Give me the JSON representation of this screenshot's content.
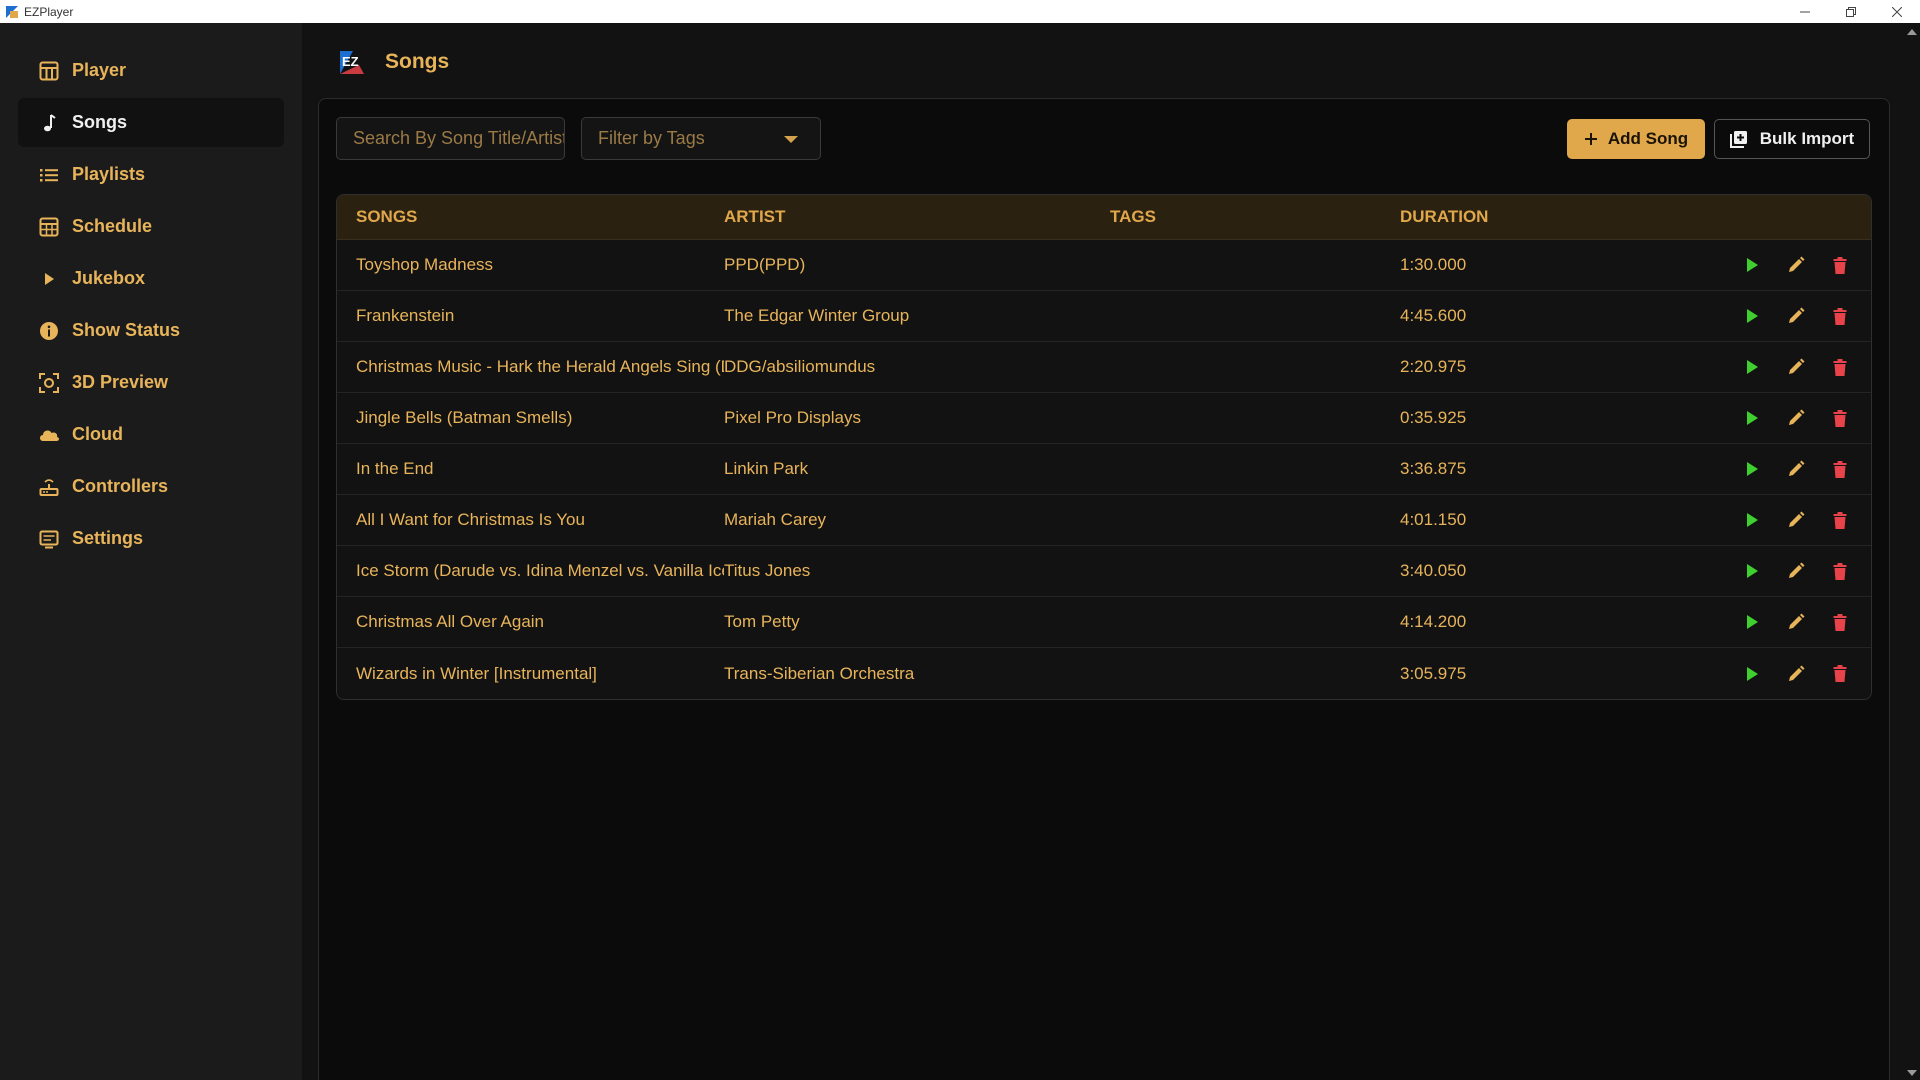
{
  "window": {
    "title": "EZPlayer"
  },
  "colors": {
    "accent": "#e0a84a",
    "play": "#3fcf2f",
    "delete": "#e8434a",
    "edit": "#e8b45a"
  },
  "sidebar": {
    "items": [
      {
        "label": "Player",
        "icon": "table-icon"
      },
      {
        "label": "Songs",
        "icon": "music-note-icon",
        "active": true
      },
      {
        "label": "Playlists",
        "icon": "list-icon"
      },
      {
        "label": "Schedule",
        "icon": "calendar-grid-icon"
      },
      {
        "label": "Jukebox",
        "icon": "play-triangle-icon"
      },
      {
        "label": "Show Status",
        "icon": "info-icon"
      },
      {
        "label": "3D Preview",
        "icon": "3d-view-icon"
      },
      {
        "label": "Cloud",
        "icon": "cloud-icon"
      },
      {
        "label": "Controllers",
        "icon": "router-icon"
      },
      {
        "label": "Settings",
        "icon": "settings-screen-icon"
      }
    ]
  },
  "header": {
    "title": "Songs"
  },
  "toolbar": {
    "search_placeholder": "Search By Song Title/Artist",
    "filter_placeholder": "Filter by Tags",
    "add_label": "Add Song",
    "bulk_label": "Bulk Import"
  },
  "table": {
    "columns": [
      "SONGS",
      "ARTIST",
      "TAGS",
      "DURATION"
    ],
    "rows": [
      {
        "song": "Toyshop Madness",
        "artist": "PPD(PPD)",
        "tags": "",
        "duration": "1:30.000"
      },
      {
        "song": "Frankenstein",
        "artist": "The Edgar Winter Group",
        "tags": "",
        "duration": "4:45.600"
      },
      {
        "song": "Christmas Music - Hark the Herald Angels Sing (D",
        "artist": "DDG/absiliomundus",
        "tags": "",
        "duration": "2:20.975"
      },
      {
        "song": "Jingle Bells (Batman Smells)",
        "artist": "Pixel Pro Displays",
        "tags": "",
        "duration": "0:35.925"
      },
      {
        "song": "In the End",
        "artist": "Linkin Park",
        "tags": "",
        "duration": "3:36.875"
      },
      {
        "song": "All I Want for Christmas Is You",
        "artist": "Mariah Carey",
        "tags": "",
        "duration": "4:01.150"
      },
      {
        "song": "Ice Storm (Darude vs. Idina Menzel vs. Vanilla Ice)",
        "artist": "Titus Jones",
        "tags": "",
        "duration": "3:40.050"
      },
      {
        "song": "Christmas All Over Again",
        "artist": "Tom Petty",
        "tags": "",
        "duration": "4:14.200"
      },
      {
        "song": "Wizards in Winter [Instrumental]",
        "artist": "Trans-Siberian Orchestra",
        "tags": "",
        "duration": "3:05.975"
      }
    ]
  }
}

— TASK REQUIREMENTS —
Reproduce every record word for word. The copy must contain no pictures.

— WRITTEN RESPONSE —
Give me the JSON representation of this screenshot's content.
{
  "window": {
    "title": "EZPlayer"
  },
  "colors": {
    "accent": "#e0a84a",
    "play": "#3fcf2f",
    "delete": "#e8434a",
    "edit": "#e8b45a"
  },
  "sidebar": {
    "items": [
      {
        "label": "Player",
        "icon": "table-icon"
      },
      {
        "label": "Songs",
        "icon": "music-note-icon",
        "active": true
      },
      {
        "label": "Playlists",
        "icon": "list-icon"
      },
      {
        "label": "Schedule",
        "icon": "calendar-grid-icon"
      },
      {
        "label": "Jukebox",
        "icon": "play-triangle-icon"
      },
      {
        "label": "Show Status",
        "icon": "info-icon"
      },
      {
        "label": "3D Preview",
        "icon": "3d-view-icon"
      },
      {
        "label": "Cloud",
        "icon": "cloud-icon"
      },
      {
        "label": "Controllers",
        "icon": "router-icon"
      },
      {
        "label": "Settings",
        "icon": "settings-screen-icon"
      }
    ]
  },
  "header": {
    "title": "Songs"
  },
  "toolbar": {
    "search_placeholder": "Search By Song Title/Artist",
    "filter_placeholder": "Filter by Tags",
    "add_label": "Add Song",
    "bulk_label": "Bulk Import"
  },
  "table": {
    "columns": [
      "SONGS",
      "ARTIST",
      "TAGS",
      "DURATION"
    ],
    "rows": [
      {
        "song": "Toyshop Madness",
        "artist": "PPD(PPD)",
        "tags": "",
        "duration": "1:30.000"
      },
      {
        "song": "Frankenstein",
        "artist": "The Edgar Winter Group",
        "tags": "",
        "duration": "4:45.600"
      },
      {
        "song": "Christmas Music - Hark the Herald Angels Sing (D",
        "artist": "DDG/absiliomundus",
        "tags": "",
        "duration": "2:20.975"
      },
      {
        "song": "Jingle Bells (Batman Smells)",
        "artist": "Pixel Pro Displays",
        "tags": "",
        "duration": "0:35.925"
      },
      {
        "song": "In the End",
        "artist": "Linkin Park",
        "tags": "",
        "duration": "3:36.875"
      },
      {
        "song": "All I Want for Christmas Is You",
        "artist": "Mariah Carey",
        "tags": "",
        "duration": "4:01.150"
      },
      {
        "song": "Ice Storm (Darude vs. Idina Menzel vs. Vanilla Ice)",
        "artist": "Titus Jones",
        "tags": "",
        "duration": "3:40.050"
      },
      {
        "song": "Christmas All Over Again",
        "artist": "Tom Petty",
        "tags": "",
        "duration": "4:14.200"
      },
      {
        "song": "Wizards in Winter [Instrumental]",
        "artist": "Trans-Siberian Orchestra",
        "tags": "",
        "duration": "3:05.975"
      }
    ]
  }
}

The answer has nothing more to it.